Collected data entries
_____

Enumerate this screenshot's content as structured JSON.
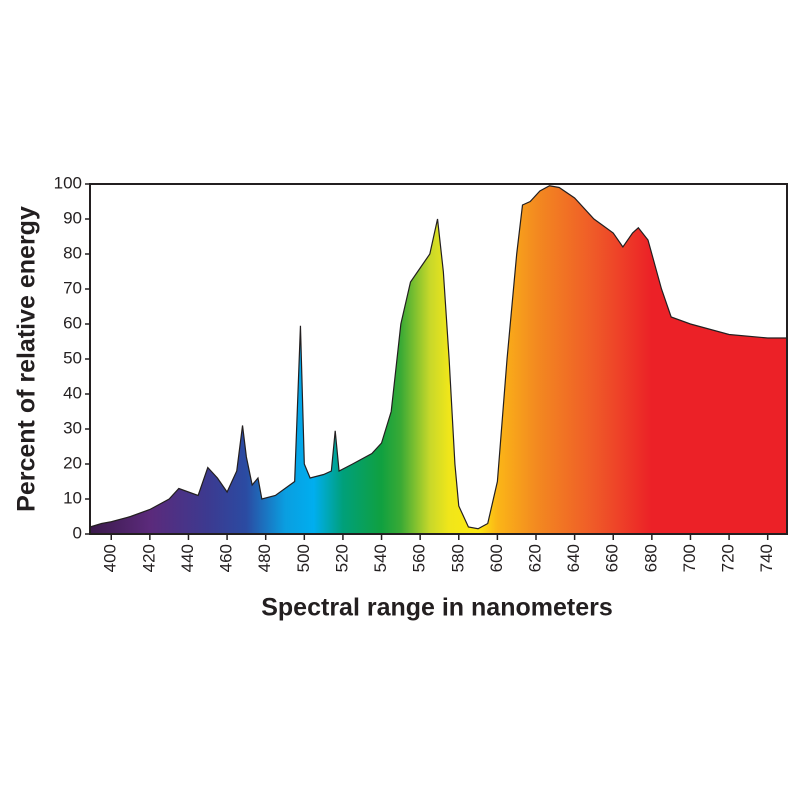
{
  "chart_data": {
    "type": "area",
    "x_label": "Spectral range in nanometers",
    "y_label": "Percent of relative energy",
    "x": [
      389,
      395,
      400,
      410,
      420,
      430,
      435,
      440,
      445,
      450,
      455,
      460,
      465,
      468,
      470,
      473,
      476,
      478,
      485,
      490,
      495,
      498,
      500,
      503,
      510,
      514,
      516,
      518,
      525,
      535,
      540,
      545,
      550,
      555,
      560,
      565,
      569,
      572,
      575,
      578,
      580,
      585,
      590,
      595,
      600,
      605,
      610,
      613,
      617,
      622,
      627,
      632,
      640,
      650,
      655,
      660,
      665,
      670,
      673,
      678,
      685,
      690,
      700,
      720,
      740,
      750
    ],
    "values": [
      2,
      3,
      3.5,
      5,
      7,
      10,
      13,
      12,
      11,
      19,
      16,
      12,
      18,
      31,
      22,
      14,
      16,
      10,
      11,
      13,
      15,
      59.5,
      20,
      16,
      17,
      18,
      29.5,
      18,
      20,
      23,
      26,
      35,
      60,
      72,
      76,
      80,
      90,
      75,
      50,
      20,
      8,
      2,
      1.5,
      3,
      15,
      50,
      80,
      94,
      95,
      98,
      99.5,
      99,
      96,
      90,
      88,
      86,
      82,
      86,
      87.5,
      84,
      70,
      62,
      60,
      57,
      56,
      56
    ],
    "xlim": [
      389,
      750
    ],
    "ylim": [
      0,
      100
    ],
    "xticks": [
      400,
      420,
      440,
      460,
      480,
      500,
      520,
      540,
      560,
      580,
      600,
      620,
      640,
      660,
      680,
      700,
      720,
      740
    ],
    "yticks": [
      0,
      10,
      20,
      30,
      40,
      50,
      60,
      70,
      80,
      90,
      100
    ],
    "grid": false
  }
}
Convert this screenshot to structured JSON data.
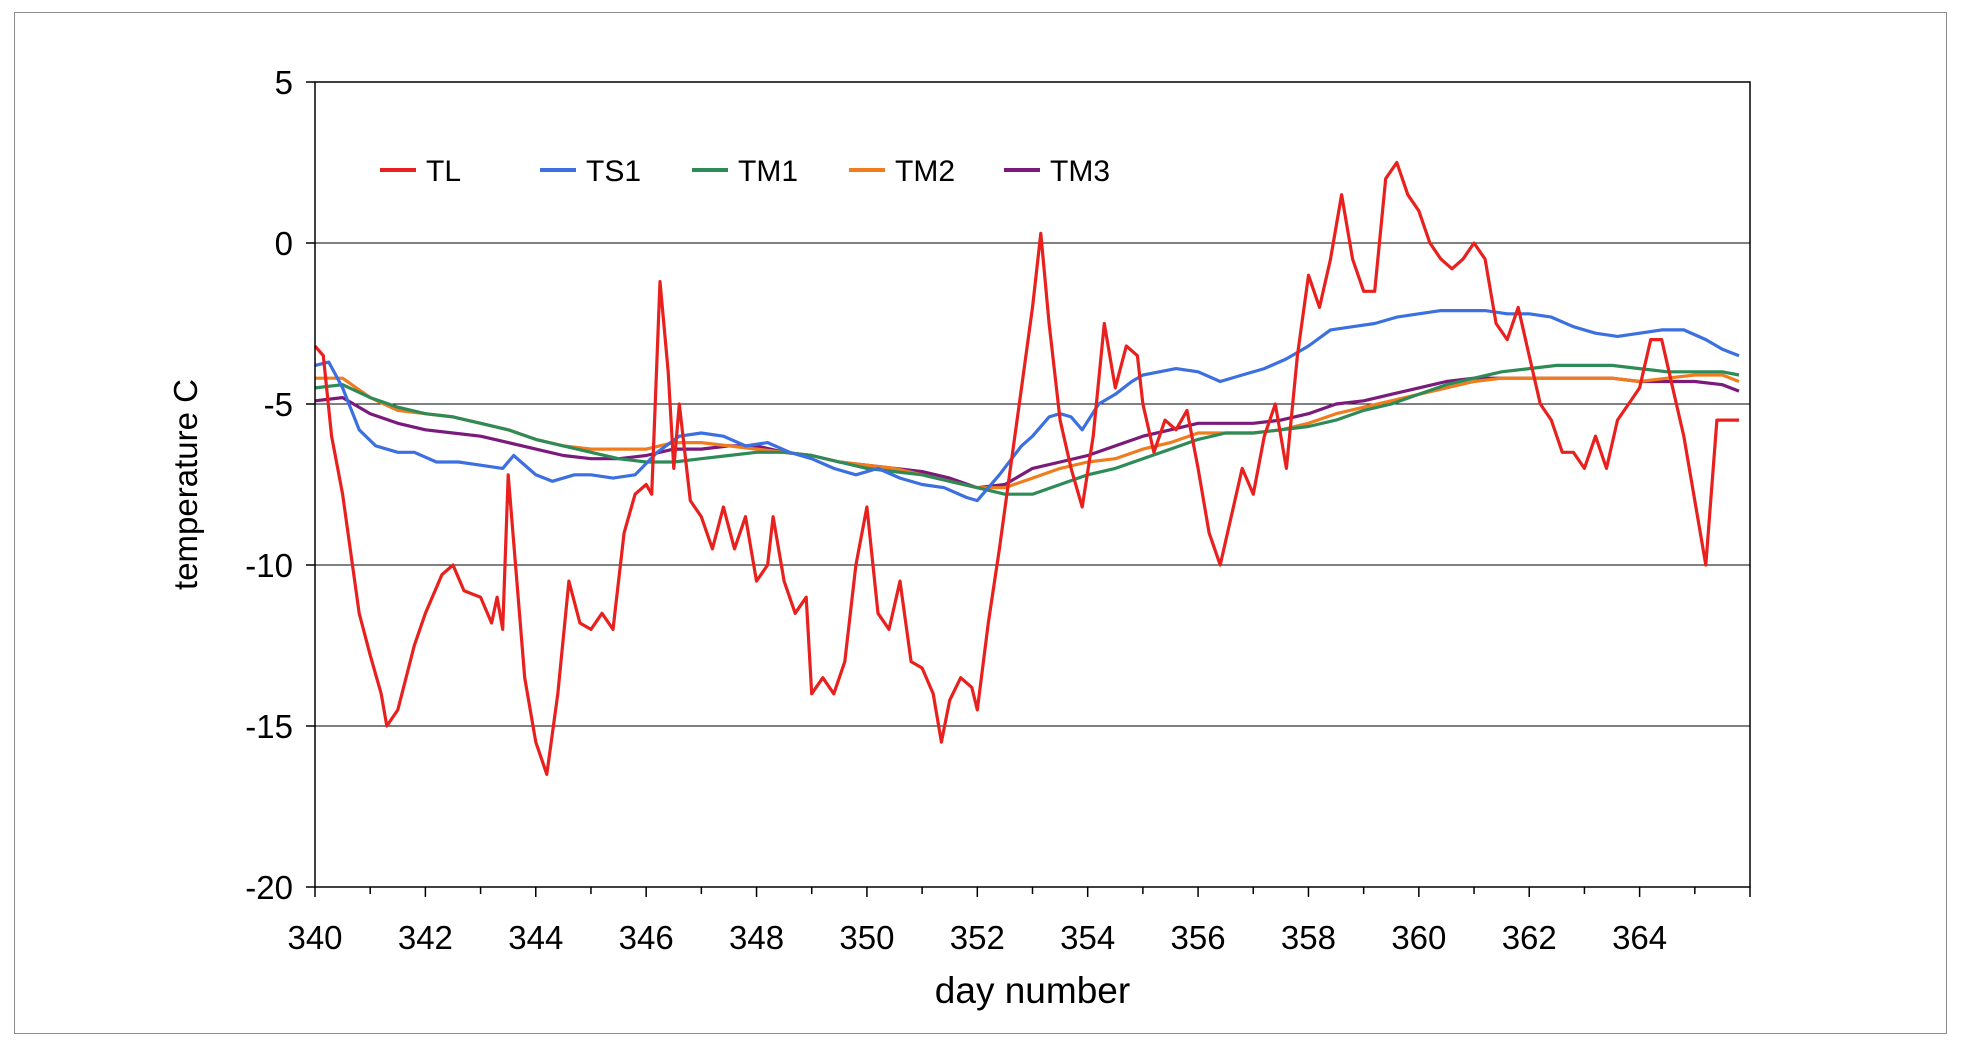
{
  "chart_data": {
    "type": "line",
    "title": "",
    "xlabel": "day number",
    "ylabel": "temperature C",
    "xlim": [
      340,
      366
    ],
    "ylim": [
      -20,
      5
    ],
    "xticks": [
      340,
      342,
      344,
      346,
      348,
      350,
      352,
      354,
      356,
      358,
      360,
      362,
      364
    ],
    "xtick_labels": [
      "340",
      "342",
      "344",
      "346",
      "348",
      "350",
      "352",
      "354",
      "356",
      "358",
      "360",
      "362",
      "364"
    ],
    "yticks": [
      5,
      0,
      -5,
      -10,
      -15,
      -20
    ],
    "ytick_labels": [
      "5",
      "0",
      "-5",
      "-10",
      "-15",
      "-20"
    ],
    "grid": "horizontal major lines",
    "legend_position": "top-left inside plot, horizontal",
    "series": [
      {
        "name": "TL",
        "color": "#e8201e",
        "x": [
          340.0,
          340.15,
          340.3,
          340.5,
          340.8,
          341.0,
          341.2,
          341.3,
          341.5,
          341.8,
          342.0,
          342.3,
          342.5,
          342.7,
          343.0,
          343.2,
          343.3,
          343.4,
          343.5,
          343.8,
          344.0,
          344.2,
          344.4,
          344.6,
          344.8,
          345.0,
          345.2,
          345.4,
          345.6,
          345.8,
          346.0,
          346.1,
          346.25,
          346.4,
          346.5,
          346.6,
          346.8,
          347.0,
          347.2,
          347.4,
          347.6,
          347.8,
          348.0,
          348.2,
          348.3,
          348.5,
          348.7,
          348.9,
          349.0,
          349.2,
          349.4,
          349.6,
          349.8,
          350.0,
          350.2,
          350.4,
          350.6,
          350.8,
          351.0,
          351.2,
          351.35,
          351.5,
          351.7,
          351.9,
          352.0,
          352.2,
          352.4,
          352.6,
          352.8,
          353.0,
          353.15,
          353.3,
          353.5,
          353.7,
          353.9,
          354.1,
          354.3,
          354.5,
          354.7,
          354.9,
          355.0,
          355.2,
          355.4,
          355.6,
          355.8,
          356.0,
          356.2,
          356.4,
          356.6,
          356.8,
          357.0,
          357.2,
          357.4,
          357.6,
          357.8,
          358.0,
          358.2,
          358.4,
          358.6,
          358.8,
          359.0,
          359.2,
          359.4,
          359.6,
          359.8,
          360.0,
          360.2,
          360.4,
          360.6,
          360.8,
          361.0,
          361.2,
          361.4,
          361.6,
          361.8,
          362.0,
          362.2,
          362.4,
          362.6,
          362.8,
          363.0,
          363.2,
          363.4,
          363.6,
          363.8,
          364.0,
          364.2,
          364.4,
          364.6,
          364.8,
          365.0,
          365.2,
          365.4,
          365.6,
          365.8
        ],
        "y": [
          -3.2,
          -3.5,
          -6.0,
          -7.8,
          -11.5,
          -12.8,
          -14.0,
          -15.0,
          -14.5,
          -12.5,
          -11.5,
          -10.3,
          -10.0,
          -10.8,
          -11.0,
          -11.8,
          -11.0,
          -12.0,
          -7.2,
          -13.5,
          -15.5,
          -16.5,
          -14.0,
          -10.5,
          -11.8,
          -12.0,
          -11.5,
          -12.0,
          -9.0,
          -7.8,
          -7.5,
          -7.8,
          -1.2,
          -4.0,
          -7.0,
          -5.0,
          -8.0,
          -8.5,
          -9.5,
          -8.2,
          -9.5,
          -8.5,
          -10.5,
          -10.0,
          -8.5,
          -10.5,
          -11.5,
          -11.0,
          -14.0,
          -13.5,
          -14.0,
          -13.0,
          -10.0,
          -8.2,
          -11.5,
          -12.0,
          -10.5,
          -13.0,
          -13.2,
          -14.0,
          -15.5,
          -14.2,
          -13.5,
          -13.8,
          -14.5,
          -11.8,
          -9.5,
          -7.0,
          -4.5,
          -2.0,
          0.3,
          -2.5,
          -5.5,
          -7.0,
          -8.2,
          -6.0,
          -2.5,
          -4.5,
          -3.2,
          -3.5,
          -5.0,
          -6.5,
          -5.5,
          -5.8,
          -5.2,
          -7.0,
          -9.0,
          -10.0,
          -8.5,
          -7.0,
          -7.8,
          -6.0,
          -5.0,
          -7.0,
          -3.5,
          -1.0,
          -2.0,
          -0.5,
          1.5,
          -0.5,
          -1.5,
          -1.5,
          2.0,
          2.5,
          1.5,
          1.0,
          0.0,
          -0.5,
          -0.8,
          -0.5,
          0.0,
          -0.5,
          -2.5,
          -3.0,
          -2.0,
          -3.5,
          -5.0,
          -5.5,
          -6.5,
          -6.5,
          -7.0,
          -6.0,
          -7.0,
          -5.5,
          -5.0,
          -4.5,
          -3.0,
          -3.0,
          -4.5,
          -6.0,
          -8.0,
          -10.0,
          -5.5,
          -5.5,
          -5.5
        ],
        "note_markers": "none"
      },
      {
        "name": "TS1",
        "color": "#3c6fe0",
        "x": [
          340.0,
          340.25,
          340.5,
          340.8,
          341.1,
          341.5,
          341.8,
          342.2,
          342.6,
          343.0,
          343.4,
          343.6,
          344.0,
          344.3,
          344.7,
          345.0,
          345.4,
          345.8,
          346.2,
          346.6,
          347.0,
          347.4,
          347.8,
          348.2,
          348.6,
          349.0,
          349.4,
          349.8,
          350.2,
          350.6,
          351.0,
          351.4,
          351.8,
          352.0,
          352.4,
          352.8,
          353.0,
          353.3,
          353.5,
          353.7,
          353.9,
          354.2,
          354.5,
          354.8,
          355.0,
          355.3,
          355.6,
          356.0,
          356.4,
          356.8,
          357.2,
          357.6,
          358.0,
          358.4,
          358.8,
          359.2,
          359.6,
          360.0,
          360.4,
          360.8,
          361.2,
          361.6,
          362.0,
          362.4,
          362.8,
          363.2,
          363.6,
          364.0,
          364.4,
          364.8,
          365.2,
          365.5,
          365.8
        ],
        "y": [
          -3.8,
          -3.7,
          -4.5,
          -5.8,
          -6.3,
          -6.5,
          -6.5,
          -6.8,
          -6.8,
          -6.9,
          -7.0,
          -6.6,
          -7.2,
          -7.4,
          -7.2,
          -7.2,
          -7.3,
          -7.2,
          -6.5,
          -6.0,
          -5.9,
          -6.0,
          -6.3,
          -6.2,
          -6.5,
          -6.7,
          -7.0,
          -7.2,
          -7.0,
          -7.3,
          -7.5,
          -7.6,
          -7.9,
          -8.0,
          -7.2,
          -6.3,
          -6.0,
          -5.4,
          -5.3,
          -5.4,
          -5.8,
          -5.0,
          -4.7,
          -4.3,
          -4.1,
          -4.0,
          -3.9,
          -4.0,
          -4.3,
          -4.1,
          -3.9,
          -3.6,
          -3.2,
          -2.7,
          -2.6,
          -2.5,
          -2.3,
          -2.2,
          -2.1,
          -2.1,
          -2.1,
          -2.2,
          -2.2,
          -2.3,
          -2.6,
          -2.8,
          -2.9,
          -2.8,
          -2.7,
          -2.7,
          -3.0,
          -3.3,
          -3.5
        ]
      },
      {
        "name": "TM1",
        "color": "#2e8b57",
        "x": [
          340.0,
          340.5,
          341.0,
          341.5,
          342.0,
          342.5,
          343.0,
          343.5,
          344.0,
          344.5,
          345.0,
          345.5,
          346.0,
          346.5,
          347.0,
          347.5,
          348.0,
          348.5,
          349.0,
          349.5,
          350.0,
          350.5,
          351.0,
          351.5,
          352.0,
          352.5,
          353.0,
          353.5,
          354.0,
          354.5,
          355.0,
          355.5,
          356.0,
          356.5,
          357.0,
          357.5,
          358.0,
          358.5,
          359.0,
          359.5,
          360.0,
          360.5,
          361.0,
          361.5,
          362.0,
          362.5,
          363.0,
          363.5,
          364.0,
          364.5,
          365.0,
          365.5,
          365.8
        ],
        "y": [
          -4.5,
          -4.4,
          -4.8,
          -5.1,
          -5.3,
          -5.4,
          -5.6,
          -5.8,
          -6.1,
          -6.3,
          -6.5,
          -6.7,
          -6.8,
          -6.8,
          -6.7,
          -6.6,
          -6.5,
          -6.5,
          -6.6,
          -6.8,
          -7.0,
          -7.1,
          -7.2,
          -7.4,
          -7.6,
          -7.8,
          -7.8,
          -7.5,
          -7.2,
          -7.0,
          -6.7,
          -6.4,
          -6.1,
          -5.9,
          -5.9,
          -5.8,
          -5.7,
          -5.5,
          -5.2,
          -5.0,
          -4.7,
          -4.4,
          -4.2,
          -4.0,
          -3.9,
          -3.8,
          -3.8,
          -3.8,
          -3.9,
          -4.0,
          -4.0,
          -4.0,
          -4.1
        ]
      },
      {
        "name": "TM2",
        "color": "#f07c1e",
        "x": [
          340.0,
          340.5,
          341.0,
          341.5,
          342.0,
          342.5,
          343.0,
          343.5,
          344.0,
          344.5,
          345.0,
          345.5,
          346.0,
          346.5,
          347.0,
          347.5,
          348.0,
          348.5,
          349.0,
          349.5,
          350.0,
          350.5,
          351.0,
          351.5,
          352.0,
          352.5,
          353.0,
          353.5,
          354.0,
          354.5,
          355.0,
          355.5,
          356.0,
          356.5,
          357.0,
          357.5,
          358.0,
          358.5,
          359.0,
          359.5,
          360.0,
          360.5,
          361.0,
          361.5,
          362.0,
          362.5,
          363.0,
          363.5,
          364.0,
          364.5,
          365.0,
          365.5,
          365.8
        ],
        "y": [
          -4.2,
          -4.2,
          -4.8,
          -5.2,
          -5.3,
          -5.4,
          -5.6,
          -5.8,
          -6.1,
          -6.3,
          -6.4,
          -6.4,
          -6.4,
          -6.2,
          -6.2,
          -6.3,
          -6.4,
          -6.5,
          -6.6,
          -6.8,
          -6.9,
          -7.0,
          -7.2,
          -7.4,
          -7.6,
          -7.6,
          -7.3,
          -7.0,
          -6.8,
          -6.7,
          -6.4,
          -6.2,
          -5.9,
          -5.9,
          -5.9,
          -5.8,
          -5.6,
          -5.3,
          -5.1,
          -4.9,
          -4.7,
          -4.5,
          -4.3,
          -4.2,
          -4.2,
          -4.2,
          -4.2,
          -4.2,
          -4.3,
          -4.2,
          -4.1,
          -4.1,
          -4.3
        ]
      },
      {
        "name": "TM3",
        "color": "#7a1a7a",
        "x": [
          340.0,
          340.5,
          341.0,
          341.5,
          342.0,
          342.5,
          343.0,
          343.5,
          344.0,
          344.5,
          345.0,
          345.5,
          346.0,
          346.5,
          347.0,
          347.5,
          348.0,
          348.5,
          349.0,
          349.5,
          350.0,
          350.5,
          351.0,
          351.5,
          352.0,
          352.5,
          353.0,
          353.5,
          354.0,
          354.5,
          355.0,
          355.5,
          356.0,
          356.5,
          357.0,
          357.5,
          358.0,
          358.5,
          359.0,
          359.5,
          360.0,
          360.5,
          361.0,
          361.5,
          362.0,
          362.5,
          363.0,
          363.5,
          364.0,
          364.5,
          365.0,
          365.5,
          365.8
        ],
        "y": [
          -4.9,
          -4.8,
          -5.3,
          -5.6,
          -5.8,
          -5.9,
          -6.0,
          -6.2,
          -6.4,
          -6.6,
          -6.7,
          -6.7,
          -6.6,
          -6.4,
          -6.4,
          -6.3,
          -6.3,
          -6.5,
          -6.6,
          -6.8,
          -6.9,
          -7.0,
          -7.1,
          -7.3,
          -7.6,
          -7.5,
          -7.0,
          -6.8,
          -6.6,
          -6.3,
          -6.0,
          -5.8,
          -5.6,
          -5.6,
          -5.6,
          -5.5,
          -5.3,
          -5.0,
          -4.9,
          -4.7,
          -4.5,
          -4.3,
          -4.2,
          -4.2,
          -4.2,
          -4.2,
          -4.2,
          -4.2,
          -4.3,
          -4.3,
          -4.3,
          -4.4,
          -4.6
        ]
      }
    ]
  }
}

_____

**Written request:**
Look through the entries above and count each line holding "grid"; report the count alone.

**Written reply:**
2